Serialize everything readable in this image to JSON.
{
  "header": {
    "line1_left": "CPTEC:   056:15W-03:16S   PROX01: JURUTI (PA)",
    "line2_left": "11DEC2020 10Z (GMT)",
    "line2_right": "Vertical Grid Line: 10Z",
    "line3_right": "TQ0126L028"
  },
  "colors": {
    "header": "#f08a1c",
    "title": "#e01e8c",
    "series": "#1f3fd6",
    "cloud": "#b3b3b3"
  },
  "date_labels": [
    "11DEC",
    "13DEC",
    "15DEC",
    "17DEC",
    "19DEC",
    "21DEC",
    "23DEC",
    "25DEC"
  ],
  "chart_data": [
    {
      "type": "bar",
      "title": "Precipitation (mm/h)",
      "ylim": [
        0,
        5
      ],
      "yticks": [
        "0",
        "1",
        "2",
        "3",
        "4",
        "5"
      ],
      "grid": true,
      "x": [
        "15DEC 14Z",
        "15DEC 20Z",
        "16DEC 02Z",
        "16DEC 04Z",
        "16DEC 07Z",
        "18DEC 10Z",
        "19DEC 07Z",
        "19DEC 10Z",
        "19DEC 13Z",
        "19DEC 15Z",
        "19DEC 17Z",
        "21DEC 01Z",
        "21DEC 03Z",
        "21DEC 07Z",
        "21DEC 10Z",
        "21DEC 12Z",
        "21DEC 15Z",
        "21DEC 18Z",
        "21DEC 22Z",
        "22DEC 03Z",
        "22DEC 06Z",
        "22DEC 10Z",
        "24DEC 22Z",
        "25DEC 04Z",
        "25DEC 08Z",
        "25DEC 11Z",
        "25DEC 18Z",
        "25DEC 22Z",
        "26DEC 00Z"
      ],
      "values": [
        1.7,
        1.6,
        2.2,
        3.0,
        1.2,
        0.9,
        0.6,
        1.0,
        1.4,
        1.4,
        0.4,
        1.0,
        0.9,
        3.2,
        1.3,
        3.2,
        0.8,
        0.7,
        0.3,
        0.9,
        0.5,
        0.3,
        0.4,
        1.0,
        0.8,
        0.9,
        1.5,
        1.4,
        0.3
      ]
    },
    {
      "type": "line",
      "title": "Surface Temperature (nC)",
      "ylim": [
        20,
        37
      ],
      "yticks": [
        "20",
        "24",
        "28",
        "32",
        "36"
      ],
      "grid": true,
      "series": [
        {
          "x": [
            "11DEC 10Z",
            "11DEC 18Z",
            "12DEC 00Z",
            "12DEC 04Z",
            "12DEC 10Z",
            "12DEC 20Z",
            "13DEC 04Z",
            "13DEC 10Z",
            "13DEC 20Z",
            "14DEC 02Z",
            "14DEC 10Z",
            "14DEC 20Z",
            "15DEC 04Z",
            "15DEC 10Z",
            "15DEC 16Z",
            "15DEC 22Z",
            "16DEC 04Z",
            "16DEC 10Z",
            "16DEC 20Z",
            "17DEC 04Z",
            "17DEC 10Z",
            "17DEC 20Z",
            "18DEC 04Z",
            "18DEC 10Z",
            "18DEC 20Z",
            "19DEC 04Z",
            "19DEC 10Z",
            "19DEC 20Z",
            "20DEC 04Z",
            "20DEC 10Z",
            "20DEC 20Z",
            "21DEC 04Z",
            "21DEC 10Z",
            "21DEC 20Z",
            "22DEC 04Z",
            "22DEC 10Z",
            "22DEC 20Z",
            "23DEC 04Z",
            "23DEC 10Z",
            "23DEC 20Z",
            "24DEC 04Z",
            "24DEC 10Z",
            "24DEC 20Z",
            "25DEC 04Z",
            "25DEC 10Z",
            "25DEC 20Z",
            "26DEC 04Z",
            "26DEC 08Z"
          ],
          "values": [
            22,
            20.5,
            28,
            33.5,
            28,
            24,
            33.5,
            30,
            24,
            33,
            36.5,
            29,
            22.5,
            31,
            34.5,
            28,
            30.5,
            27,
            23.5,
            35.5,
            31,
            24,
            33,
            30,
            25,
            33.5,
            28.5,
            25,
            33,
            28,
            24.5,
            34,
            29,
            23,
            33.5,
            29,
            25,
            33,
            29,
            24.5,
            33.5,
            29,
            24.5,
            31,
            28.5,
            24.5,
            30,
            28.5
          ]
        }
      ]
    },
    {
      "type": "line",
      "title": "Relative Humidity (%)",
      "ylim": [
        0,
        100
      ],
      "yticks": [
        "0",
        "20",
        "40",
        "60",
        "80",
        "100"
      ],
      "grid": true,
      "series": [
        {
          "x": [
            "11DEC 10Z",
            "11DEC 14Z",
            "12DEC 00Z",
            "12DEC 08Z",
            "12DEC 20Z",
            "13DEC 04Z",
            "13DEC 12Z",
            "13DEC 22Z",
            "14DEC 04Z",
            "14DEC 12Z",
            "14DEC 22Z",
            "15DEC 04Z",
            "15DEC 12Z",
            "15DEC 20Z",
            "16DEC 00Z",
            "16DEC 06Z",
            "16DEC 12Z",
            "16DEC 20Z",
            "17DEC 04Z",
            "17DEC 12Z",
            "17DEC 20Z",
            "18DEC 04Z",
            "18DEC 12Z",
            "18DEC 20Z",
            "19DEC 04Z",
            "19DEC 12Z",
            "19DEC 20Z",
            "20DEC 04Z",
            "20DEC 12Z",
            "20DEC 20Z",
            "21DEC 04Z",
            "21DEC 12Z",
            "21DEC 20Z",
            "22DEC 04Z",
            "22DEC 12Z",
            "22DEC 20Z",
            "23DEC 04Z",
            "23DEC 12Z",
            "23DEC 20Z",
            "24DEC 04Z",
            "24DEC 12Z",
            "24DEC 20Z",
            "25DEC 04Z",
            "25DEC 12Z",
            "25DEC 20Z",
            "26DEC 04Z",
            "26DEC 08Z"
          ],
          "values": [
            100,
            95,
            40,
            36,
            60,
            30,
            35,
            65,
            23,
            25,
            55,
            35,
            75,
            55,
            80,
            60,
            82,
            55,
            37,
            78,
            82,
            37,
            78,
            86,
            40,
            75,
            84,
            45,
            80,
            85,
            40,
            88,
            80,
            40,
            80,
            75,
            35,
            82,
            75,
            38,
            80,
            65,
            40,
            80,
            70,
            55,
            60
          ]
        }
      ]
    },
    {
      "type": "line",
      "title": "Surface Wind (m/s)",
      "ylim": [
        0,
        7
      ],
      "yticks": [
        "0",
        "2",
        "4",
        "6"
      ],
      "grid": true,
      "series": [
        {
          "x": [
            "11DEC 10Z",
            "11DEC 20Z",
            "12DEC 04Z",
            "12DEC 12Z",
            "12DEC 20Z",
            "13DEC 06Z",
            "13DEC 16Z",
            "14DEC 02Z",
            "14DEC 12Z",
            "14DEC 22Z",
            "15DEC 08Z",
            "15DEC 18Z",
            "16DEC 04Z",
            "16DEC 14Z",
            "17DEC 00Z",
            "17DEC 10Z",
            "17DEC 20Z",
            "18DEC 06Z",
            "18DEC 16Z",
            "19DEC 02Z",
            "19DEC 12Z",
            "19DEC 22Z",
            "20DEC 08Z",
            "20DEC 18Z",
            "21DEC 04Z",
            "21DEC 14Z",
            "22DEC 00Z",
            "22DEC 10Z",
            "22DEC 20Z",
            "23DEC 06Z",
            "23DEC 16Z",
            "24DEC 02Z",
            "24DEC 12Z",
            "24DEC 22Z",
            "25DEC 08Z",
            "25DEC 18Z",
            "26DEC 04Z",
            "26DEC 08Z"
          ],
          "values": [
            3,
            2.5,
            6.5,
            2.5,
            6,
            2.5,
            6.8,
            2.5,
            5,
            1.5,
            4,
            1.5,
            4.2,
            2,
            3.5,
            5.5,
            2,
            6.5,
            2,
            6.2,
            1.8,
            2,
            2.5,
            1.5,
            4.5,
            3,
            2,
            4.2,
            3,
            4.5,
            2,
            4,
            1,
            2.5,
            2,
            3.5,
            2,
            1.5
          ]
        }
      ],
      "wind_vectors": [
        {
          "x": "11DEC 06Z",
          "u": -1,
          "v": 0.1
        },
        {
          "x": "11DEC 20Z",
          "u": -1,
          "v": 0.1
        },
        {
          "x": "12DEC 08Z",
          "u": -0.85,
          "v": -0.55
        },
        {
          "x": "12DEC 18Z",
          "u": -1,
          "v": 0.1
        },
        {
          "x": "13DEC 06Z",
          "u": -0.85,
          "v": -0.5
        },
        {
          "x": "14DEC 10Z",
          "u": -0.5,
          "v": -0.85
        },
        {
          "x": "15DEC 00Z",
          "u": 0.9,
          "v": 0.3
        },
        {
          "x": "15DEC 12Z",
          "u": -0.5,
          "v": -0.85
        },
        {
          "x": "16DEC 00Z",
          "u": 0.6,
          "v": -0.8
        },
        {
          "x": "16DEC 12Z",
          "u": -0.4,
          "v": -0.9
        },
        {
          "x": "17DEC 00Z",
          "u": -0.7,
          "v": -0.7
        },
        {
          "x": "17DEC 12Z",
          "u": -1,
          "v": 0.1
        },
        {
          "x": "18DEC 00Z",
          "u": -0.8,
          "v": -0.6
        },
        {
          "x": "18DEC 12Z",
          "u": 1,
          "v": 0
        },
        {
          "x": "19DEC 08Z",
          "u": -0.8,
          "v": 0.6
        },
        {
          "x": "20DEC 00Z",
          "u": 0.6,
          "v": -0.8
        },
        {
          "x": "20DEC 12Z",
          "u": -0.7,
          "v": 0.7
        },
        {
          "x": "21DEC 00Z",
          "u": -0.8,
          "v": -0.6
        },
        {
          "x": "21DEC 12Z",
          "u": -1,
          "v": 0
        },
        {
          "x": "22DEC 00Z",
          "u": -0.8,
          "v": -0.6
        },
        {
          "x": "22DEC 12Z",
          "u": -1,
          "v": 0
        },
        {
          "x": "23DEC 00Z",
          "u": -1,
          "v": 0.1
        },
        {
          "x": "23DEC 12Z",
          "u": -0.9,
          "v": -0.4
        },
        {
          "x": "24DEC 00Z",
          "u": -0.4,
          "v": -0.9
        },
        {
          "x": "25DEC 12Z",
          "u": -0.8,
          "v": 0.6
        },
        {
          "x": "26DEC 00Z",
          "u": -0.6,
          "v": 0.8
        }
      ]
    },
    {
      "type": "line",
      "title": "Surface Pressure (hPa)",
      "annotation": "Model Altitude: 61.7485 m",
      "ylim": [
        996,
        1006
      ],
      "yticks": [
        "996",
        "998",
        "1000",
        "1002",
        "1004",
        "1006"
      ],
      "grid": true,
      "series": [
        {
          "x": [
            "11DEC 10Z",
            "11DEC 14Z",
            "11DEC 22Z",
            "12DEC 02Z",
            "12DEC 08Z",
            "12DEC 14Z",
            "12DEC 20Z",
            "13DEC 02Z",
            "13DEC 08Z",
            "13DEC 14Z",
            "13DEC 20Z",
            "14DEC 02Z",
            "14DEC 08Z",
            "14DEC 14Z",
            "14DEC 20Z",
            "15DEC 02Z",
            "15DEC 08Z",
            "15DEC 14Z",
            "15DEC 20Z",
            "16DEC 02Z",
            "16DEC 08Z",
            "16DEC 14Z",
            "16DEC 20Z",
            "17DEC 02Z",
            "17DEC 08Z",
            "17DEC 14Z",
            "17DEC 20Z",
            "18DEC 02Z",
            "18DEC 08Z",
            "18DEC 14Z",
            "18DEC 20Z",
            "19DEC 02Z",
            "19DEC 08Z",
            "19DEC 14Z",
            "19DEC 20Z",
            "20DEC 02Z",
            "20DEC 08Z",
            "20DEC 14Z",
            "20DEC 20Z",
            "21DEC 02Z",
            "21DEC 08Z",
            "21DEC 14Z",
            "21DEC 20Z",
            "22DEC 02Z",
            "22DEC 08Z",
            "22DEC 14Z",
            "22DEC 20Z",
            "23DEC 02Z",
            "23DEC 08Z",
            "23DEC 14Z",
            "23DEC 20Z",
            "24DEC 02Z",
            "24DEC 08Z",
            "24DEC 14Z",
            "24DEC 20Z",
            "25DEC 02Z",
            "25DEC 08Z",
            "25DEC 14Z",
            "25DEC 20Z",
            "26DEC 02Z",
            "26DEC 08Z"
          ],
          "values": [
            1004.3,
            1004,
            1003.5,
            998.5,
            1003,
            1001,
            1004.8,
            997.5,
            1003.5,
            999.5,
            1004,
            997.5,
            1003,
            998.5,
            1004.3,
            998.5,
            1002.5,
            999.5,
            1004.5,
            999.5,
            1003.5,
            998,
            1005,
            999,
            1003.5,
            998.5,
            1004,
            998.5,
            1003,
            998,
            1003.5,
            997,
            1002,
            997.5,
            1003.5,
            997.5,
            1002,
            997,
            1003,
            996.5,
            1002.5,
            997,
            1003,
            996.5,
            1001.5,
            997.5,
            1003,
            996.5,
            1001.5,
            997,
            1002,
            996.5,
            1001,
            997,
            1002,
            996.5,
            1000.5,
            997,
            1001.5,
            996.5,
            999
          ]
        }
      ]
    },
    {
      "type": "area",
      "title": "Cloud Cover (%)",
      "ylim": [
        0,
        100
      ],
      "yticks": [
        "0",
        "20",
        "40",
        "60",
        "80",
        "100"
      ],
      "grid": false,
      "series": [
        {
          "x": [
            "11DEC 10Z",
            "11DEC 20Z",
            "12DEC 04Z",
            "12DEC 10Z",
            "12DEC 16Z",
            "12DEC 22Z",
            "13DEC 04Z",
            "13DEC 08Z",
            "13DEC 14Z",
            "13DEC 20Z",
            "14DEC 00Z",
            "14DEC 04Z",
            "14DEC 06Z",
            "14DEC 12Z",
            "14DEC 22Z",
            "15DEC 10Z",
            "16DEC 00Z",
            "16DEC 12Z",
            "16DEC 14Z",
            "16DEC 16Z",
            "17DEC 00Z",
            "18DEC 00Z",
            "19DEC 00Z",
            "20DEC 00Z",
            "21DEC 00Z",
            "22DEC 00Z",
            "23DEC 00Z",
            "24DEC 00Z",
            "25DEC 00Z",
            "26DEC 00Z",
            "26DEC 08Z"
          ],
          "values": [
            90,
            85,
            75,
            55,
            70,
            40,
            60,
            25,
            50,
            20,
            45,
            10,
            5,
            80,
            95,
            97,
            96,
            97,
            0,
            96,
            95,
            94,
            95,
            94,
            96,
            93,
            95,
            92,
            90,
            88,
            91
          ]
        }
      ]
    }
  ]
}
|---|
Report only the number of lines that hold the word "title".

7